• _Task prompt_
Scan the lines below for the string "color" and copy every one that has it.

• _Records provided_
· · · ·
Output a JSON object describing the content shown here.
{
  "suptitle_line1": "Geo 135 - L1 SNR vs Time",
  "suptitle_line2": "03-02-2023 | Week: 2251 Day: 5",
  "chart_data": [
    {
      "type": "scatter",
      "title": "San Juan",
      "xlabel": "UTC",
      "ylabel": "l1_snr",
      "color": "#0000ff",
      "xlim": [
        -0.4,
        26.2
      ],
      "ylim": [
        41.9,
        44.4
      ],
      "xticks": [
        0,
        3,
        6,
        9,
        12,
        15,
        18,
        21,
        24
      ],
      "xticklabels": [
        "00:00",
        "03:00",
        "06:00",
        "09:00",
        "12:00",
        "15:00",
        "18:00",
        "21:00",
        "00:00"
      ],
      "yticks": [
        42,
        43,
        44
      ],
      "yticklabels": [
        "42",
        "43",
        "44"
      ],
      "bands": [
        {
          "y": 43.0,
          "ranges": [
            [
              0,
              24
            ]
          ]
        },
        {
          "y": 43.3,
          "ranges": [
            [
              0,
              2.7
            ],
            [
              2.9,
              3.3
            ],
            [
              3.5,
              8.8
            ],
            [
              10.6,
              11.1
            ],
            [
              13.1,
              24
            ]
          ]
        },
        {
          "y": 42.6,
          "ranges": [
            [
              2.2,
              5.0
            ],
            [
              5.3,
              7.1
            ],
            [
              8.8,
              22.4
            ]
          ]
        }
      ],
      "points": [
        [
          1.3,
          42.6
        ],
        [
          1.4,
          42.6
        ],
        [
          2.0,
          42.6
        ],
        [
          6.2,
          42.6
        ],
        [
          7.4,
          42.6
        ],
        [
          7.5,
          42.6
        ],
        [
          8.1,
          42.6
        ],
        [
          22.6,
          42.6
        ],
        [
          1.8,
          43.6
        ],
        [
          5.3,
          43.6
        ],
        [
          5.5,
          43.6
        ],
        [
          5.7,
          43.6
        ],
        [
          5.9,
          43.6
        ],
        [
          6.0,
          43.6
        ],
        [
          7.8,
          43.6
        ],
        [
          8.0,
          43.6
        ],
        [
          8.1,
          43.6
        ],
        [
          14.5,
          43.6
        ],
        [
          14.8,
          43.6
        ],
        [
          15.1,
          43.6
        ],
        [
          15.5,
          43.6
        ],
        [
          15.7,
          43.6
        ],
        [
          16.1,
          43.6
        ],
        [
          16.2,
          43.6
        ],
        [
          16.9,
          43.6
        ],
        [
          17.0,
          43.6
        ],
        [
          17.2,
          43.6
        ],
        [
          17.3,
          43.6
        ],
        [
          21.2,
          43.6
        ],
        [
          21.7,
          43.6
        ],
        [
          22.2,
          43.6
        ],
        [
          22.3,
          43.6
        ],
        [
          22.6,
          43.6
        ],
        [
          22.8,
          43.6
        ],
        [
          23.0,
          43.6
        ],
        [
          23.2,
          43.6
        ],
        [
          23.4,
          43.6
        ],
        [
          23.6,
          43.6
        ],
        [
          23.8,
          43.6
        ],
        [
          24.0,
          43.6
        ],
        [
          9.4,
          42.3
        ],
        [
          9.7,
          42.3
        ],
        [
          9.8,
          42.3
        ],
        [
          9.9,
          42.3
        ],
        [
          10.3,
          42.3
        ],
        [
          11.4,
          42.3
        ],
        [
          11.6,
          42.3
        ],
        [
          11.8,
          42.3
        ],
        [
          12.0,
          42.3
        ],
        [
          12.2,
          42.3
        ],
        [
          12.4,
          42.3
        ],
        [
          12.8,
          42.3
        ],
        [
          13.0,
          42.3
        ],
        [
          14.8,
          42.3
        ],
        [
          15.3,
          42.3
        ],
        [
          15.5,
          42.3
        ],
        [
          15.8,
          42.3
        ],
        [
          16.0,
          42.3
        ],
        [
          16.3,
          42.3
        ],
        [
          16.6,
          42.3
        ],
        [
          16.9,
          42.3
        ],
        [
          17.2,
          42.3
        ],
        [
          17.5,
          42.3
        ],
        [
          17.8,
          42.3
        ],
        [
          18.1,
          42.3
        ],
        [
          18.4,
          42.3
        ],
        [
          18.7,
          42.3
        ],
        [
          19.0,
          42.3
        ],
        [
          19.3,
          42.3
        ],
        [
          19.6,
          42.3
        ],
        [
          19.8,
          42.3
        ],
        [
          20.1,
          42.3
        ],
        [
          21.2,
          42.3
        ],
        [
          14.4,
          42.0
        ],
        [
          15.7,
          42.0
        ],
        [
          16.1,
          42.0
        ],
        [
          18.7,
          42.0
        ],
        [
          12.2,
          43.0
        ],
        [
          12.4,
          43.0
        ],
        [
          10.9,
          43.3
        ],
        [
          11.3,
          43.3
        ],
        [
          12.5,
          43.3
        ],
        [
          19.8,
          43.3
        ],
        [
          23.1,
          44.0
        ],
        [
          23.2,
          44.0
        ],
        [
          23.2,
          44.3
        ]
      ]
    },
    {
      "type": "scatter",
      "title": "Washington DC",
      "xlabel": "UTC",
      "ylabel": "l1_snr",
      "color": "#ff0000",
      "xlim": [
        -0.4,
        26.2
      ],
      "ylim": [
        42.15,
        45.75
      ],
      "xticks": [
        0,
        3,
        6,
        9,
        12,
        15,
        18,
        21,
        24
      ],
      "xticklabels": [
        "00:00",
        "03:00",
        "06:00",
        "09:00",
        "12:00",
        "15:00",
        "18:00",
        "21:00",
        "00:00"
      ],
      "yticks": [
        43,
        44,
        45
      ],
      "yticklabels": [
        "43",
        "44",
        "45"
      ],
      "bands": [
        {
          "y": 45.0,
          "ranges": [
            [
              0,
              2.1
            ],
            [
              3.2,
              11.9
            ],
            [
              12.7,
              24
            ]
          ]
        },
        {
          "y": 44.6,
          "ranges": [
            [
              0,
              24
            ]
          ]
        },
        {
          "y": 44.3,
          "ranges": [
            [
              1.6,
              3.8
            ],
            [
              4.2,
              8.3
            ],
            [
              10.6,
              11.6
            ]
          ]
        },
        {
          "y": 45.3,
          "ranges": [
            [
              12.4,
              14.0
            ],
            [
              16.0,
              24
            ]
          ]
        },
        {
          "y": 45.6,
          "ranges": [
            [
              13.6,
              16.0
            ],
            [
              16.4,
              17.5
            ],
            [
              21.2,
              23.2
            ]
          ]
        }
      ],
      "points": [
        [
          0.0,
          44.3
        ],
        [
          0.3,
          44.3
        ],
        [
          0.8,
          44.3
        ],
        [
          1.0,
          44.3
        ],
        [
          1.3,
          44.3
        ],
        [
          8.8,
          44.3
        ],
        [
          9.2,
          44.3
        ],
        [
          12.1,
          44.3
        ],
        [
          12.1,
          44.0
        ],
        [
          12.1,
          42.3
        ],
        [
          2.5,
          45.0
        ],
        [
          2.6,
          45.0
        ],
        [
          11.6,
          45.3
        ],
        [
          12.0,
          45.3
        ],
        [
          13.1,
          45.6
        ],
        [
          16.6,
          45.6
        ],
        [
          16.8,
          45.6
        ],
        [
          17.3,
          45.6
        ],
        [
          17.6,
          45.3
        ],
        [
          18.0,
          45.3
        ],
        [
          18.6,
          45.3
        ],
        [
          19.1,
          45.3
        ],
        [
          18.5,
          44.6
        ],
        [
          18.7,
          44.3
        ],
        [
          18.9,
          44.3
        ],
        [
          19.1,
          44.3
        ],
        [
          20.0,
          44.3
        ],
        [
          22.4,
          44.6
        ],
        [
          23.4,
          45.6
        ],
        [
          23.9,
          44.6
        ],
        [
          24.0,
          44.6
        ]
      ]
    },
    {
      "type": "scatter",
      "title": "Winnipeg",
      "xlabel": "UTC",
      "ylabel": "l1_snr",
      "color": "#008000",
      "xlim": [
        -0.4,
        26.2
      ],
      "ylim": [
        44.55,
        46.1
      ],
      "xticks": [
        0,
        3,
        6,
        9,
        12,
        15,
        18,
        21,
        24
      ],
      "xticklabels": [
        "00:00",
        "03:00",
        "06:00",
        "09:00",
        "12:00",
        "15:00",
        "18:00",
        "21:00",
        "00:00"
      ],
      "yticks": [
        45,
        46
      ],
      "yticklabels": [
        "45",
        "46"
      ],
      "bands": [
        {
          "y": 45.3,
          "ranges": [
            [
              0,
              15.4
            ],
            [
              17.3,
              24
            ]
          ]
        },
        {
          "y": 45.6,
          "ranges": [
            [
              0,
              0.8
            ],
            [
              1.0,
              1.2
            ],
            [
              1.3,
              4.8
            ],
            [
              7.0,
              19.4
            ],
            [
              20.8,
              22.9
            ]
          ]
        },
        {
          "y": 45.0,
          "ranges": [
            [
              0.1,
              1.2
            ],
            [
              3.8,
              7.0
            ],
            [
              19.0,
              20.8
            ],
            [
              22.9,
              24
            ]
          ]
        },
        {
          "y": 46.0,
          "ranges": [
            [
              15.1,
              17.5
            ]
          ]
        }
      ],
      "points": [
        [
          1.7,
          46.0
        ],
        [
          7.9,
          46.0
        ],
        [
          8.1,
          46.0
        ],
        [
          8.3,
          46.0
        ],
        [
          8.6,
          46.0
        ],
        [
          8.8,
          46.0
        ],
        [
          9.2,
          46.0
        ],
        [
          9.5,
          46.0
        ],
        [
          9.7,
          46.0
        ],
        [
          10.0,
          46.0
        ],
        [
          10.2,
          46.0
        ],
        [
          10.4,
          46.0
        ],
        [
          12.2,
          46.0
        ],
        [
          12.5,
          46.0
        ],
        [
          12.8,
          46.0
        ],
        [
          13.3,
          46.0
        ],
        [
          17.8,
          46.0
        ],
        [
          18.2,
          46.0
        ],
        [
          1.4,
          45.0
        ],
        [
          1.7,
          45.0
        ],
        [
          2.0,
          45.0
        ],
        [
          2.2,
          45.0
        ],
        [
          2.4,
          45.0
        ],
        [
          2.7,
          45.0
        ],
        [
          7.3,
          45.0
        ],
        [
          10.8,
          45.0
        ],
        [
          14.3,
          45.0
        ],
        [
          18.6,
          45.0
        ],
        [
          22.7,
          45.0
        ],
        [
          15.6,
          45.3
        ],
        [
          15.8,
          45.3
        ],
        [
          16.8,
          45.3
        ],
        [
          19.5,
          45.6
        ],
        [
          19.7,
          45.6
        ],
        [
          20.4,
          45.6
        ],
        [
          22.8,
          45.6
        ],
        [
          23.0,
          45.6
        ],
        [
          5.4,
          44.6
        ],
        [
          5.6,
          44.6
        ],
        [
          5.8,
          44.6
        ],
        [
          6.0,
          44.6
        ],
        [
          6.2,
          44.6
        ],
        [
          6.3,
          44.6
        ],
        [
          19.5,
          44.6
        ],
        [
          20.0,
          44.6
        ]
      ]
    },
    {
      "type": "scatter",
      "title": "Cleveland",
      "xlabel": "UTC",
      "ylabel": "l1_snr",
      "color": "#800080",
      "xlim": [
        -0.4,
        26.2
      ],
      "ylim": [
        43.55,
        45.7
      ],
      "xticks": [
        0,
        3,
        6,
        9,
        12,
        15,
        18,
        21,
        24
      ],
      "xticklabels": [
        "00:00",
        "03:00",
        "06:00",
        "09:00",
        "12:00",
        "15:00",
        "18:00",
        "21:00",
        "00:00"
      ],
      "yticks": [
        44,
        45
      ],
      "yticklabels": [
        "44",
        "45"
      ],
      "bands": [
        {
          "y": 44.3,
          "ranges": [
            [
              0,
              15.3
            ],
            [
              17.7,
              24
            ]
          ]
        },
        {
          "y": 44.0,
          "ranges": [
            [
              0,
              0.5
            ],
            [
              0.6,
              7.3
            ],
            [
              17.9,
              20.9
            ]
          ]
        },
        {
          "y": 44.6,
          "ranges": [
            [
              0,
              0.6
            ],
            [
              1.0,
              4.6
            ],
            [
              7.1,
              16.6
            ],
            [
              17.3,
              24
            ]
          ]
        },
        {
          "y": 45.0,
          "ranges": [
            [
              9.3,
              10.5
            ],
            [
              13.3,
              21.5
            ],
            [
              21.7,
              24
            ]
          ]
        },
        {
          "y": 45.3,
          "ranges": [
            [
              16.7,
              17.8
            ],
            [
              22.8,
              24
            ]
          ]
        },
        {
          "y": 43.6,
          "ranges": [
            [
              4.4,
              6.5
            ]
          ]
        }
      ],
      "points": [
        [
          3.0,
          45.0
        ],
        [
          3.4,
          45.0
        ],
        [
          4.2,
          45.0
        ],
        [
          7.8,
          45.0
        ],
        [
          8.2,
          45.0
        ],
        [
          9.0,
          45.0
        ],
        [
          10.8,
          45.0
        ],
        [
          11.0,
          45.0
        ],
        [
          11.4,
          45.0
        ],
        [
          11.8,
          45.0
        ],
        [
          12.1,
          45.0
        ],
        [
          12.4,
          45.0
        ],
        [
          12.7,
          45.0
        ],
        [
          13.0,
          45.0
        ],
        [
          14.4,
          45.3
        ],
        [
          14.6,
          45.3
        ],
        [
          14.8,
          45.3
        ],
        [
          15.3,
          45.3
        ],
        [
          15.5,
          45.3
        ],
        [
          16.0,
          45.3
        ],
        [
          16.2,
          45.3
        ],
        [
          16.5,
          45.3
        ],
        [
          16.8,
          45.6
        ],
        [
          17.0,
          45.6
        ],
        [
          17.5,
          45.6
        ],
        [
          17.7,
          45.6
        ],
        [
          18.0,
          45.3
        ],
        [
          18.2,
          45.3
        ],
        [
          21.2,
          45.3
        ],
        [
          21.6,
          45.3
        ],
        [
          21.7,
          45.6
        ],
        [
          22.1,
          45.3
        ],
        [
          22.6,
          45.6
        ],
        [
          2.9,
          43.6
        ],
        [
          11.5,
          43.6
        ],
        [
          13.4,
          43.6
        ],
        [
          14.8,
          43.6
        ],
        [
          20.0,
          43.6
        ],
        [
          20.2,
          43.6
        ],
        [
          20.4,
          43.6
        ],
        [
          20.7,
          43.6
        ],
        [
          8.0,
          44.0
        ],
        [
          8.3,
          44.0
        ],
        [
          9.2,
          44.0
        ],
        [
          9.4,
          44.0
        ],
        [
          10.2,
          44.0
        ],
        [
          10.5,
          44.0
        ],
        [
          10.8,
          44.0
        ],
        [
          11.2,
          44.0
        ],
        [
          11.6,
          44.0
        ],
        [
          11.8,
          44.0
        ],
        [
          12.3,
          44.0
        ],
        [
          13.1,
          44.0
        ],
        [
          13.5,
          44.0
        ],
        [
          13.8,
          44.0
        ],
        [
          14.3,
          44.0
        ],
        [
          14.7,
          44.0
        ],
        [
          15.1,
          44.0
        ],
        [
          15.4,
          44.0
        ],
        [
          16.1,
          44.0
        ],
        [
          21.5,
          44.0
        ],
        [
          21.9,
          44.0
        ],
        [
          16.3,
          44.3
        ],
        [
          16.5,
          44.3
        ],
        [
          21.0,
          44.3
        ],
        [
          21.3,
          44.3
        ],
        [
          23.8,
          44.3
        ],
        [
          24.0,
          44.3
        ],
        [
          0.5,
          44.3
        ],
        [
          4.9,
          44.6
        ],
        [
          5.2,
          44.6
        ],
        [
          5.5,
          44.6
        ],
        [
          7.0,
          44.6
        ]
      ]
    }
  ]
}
· · · ·
• _Task answer_
      "color": "#0000ff",
      "color": "#ff0000",
      "color": "#008000",
      "color": "#800080",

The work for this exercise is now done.